Set out every line bearing the string "color".

+++ DATA LISTING +++

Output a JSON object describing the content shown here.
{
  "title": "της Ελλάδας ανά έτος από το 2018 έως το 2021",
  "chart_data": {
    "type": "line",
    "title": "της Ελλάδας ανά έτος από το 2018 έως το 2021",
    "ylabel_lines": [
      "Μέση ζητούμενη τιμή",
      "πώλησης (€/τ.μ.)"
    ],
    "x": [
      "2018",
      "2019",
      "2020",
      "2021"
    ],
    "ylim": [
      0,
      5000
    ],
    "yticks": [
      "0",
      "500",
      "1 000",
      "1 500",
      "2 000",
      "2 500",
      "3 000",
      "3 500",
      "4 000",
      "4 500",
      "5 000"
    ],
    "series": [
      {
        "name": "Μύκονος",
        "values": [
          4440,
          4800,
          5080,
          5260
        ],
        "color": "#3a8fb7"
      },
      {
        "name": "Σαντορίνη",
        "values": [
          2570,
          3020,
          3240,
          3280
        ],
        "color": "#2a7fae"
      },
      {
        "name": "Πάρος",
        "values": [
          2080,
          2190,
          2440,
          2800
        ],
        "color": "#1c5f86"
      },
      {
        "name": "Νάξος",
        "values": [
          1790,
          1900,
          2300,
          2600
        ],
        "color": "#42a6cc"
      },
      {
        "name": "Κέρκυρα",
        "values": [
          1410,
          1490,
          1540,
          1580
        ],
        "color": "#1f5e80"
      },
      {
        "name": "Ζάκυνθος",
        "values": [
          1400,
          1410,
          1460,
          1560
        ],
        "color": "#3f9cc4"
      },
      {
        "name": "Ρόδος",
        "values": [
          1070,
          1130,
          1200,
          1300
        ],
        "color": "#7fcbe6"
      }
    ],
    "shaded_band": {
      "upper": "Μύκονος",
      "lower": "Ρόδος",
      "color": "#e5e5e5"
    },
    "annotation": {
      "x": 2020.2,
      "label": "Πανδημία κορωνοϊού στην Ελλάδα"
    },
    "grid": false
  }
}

+++

SOLUTION FOR THIS PROBLEM:
        "color": "#3a8fb7"
        "color": "#2a7fae"
        "color": "#1c5f86"
        "color": "#42a6cc"
        "color": "#1f5e80"
        "color": "#3f9cc4"
        "color": "#7fcbe6"
      "color": "#e5e5e5"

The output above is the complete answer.